» Study text

We also found that the expression of GLUT-1, HIF-1α, and Ki-67 in 45 head and neck cancers was higher than in paracancerous tissues. Beclin-1 expression was associated with HIF-1α (P=0.001) and Ki-67 (P=0.015) expression, but was not correlated with GLUT-1 expression. As mentioned above, the relationship between beclin-1 and HIF-1α is unknown. The HIF-1α fold expression is significantly and negatively correlated with beclin-1 expression in acute leukemia [24], breast cancer [39], and hepatocellular carcinoma [26]. The results of our study are similar to those of a study on nasopharyngeal carcinoma, which also showed that high-level beclin-1 expression was positively correlated with elevated HIF-1α expression [20]. One possible explanation for this relationship is that HIF-1α induces mitochondrial autophagy and constitutive beclin-1 expression, which may be an adaptive response to prevent increased levels of reactive oxygen species and cell death. In addition, the prognostic value of beclin-1 may depend on the intrinsic properties of the tumor type [20].

Ki-67 is a nuclear protein expressed in proliferating cells that has been used as a marker of mitosis (the Ki-67 labeling index [LI]). In addition, the LI has been shown to be higher in aggressive tumors and is a marker of poor prognosis [43,45]. However, in the present study, Ki-67 expression was not associated with clinicopathologic factors, but Ki-67 was associated with beclin-1 expression. These results are similar to results reported by Li et al. [46] and Yeşil et al. [47] In breast cancer, Ueno et al. [48] also showed that positive beclin-1 expression was associated with a higher Ki-67 LI. The result indicated that high beclin-1 expression may lead to proliferation [48]. However, some studies have failed to find a relationship between a loss of beclin-1 expression and the Ki-67 LI [25].

» Exercise 1
According to the beclin-1 text, which marker's expression was not correlated with beclin-1 expression?
» Exercise 2
Extract from the beclin-1 text the exact span starting at the words "Ki-67 is a nuclear" and ending after "Ki-67 LI [25].".

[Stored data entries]
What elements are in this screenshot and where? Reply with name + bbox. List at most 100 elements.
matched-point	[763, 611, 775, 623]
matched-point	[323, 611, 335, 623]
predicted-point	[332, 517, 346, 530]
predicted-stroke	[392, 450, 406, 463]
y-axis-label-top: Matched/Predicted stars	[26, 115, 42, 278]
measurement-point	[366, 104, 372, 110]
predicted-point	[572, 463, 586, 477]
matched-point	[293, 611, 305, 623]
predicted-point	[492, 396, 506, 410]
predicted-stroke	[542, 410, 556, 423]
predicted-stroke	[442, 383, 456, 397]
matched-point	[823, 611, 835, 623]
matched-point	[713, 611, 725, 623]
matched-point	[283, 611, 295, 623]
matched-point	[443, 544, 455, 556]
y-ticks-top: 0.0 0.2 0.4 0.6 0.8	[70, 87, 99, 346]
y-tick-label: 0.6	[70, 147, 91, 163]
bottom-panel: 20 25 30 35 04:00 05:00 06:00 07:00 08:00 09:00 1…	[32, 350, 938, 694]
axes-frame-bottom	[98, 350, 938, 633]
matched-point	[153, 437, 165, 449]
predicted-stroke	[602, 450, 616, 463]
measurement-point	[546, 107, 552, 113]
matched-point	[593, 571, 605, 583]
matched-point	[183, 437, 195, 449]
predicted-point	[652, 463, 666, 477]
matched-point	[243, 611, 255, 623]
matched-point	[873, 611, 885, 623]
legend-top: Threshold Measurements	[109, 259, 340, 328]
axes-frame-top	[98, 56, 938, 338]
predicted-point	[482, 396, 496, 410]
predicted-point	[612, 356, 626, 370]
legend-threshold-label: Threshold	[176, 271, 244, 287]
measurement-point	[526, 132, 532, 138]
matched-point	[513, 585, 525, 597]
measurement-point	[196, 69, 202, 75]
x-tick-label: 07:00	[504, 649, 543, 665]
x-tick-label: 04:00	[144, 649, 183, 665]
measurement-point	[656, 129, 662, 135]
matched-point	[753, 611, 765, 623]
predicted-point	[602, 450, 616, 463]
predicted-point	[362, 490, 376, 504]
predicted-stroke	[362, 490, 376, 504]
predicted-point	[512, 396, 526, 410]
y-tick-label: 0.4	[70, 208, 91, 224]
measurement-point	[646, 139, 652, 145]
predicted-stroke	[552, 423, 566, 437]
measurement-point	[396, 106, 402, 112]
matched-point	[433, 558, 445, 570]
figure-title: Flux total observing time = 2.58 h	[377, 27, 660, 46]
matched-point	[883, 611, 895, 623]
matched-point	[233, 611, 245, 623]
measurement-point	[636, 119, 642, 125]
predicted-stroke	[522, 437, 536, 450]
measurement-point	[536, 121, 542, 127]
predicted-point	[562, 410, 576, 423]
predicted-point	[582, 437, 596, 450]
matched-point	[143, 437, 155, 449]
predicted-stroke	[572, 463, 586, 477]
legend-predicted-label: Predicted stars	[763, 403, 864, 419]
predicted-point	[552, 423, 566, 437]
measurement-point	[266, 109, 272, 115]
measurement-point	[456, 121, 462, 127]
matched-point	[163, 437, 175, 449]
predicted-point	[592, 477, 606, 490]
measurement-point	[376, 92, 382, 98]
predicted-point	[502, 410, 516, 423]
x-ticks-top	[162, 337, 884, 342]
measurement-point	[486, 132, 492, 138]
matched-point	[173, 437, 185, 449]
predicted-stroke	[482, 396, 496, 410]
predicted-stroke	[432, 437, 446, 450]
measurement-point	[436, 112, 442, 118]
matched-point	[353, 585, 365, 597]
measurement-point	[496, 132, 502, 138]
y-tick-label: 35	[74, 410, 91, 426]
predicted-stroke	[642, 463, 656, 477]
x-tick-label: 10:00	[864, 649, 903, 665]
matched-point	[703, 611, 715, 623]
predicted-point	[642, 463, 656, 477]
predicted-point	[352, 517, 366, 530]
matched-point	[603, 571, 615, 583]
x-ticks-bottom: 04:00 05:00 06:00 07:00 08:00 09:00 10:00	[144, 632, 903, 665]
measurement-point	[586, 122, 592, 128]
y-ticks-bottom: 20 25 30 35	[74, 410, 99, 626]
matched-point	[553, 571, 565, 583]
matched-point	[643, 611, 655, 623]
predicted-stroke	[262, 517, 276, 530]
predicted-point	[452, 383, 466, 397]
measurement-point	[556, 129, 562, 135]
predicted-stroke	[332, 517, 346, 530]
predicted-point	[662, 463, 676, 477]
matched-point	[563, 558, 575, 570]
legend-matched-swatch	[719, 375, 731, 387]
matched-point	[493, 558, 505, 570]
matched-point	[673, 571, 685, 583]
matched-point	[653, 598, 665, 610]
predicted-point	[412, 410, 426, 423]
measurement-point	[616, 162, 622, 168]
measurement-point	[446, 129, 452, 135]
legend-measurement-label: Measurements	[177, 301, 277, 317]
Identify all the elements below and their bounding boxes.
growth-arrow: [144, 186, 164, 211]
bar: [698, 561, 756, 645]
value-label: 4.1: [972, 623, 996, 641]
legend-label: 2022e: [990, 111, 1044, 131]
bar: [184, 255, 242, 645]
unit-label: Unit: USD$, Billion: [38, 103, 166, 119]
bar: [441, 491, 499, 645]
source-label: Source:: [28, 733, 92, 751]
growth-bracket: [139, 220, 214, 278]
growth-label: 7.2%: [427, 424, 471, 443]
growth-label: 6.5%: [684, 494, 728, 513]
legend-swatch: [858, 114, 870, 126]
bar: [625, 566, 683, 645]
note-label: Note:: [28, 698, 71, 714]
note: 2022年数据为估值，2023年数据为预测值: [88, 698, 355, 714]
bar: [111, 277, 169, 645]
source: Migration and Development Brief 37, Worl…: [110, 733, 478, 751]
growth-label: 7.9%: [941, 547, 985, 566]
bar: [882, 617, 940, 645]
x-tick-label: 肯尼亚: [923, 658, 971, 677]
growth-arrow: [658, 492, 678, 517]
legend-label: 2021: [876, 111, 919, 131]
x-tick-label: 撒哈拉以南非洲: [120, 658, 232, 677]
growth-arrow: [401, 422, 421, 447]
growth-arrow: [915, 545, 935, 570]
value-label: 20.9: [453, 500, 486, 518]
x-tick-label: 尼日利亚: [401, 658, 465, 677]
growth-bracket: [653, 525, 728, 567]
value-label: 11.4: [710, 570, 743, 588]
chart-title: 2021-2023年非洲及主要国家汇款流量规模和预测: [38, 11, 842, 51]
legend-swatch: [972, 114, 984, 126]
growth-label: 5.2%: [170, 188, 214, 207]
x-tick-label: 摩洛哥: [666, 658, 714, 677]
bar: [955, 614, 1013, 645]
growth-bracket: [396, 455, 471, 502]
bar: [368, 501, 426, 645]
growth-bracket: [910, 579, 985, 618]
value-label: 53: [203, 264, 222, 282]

» Expected answer 1
GLUT-1

» Expected answer 2
Ki-67 is a nuclear protein expressed in proliferating cells that has been used as a marker of mitosis (the Ki-67 labeling index [LI]). In addition, the LI has been shown to be higher in aggressive tumors and is a marker of poor prognosis [43,45]. However, in the present study, Ki-67 expression was not associated with clinicopathologic factors, but Ki-67 was associated with beclin-1 expression. These results are similar to results reported by Li et al. [46] and Yeşil et al. [47] In breast cancer, Ueno et al. [48] also showed that positive beclin-1 expression was associated with a higher Ki-67 LI. The result indicated that high beclin-1 expression may lead to proliferation [48]. However, some studies have failed to find a relationship between a loss of beclin-1 expression and the Ki-67 LI [25].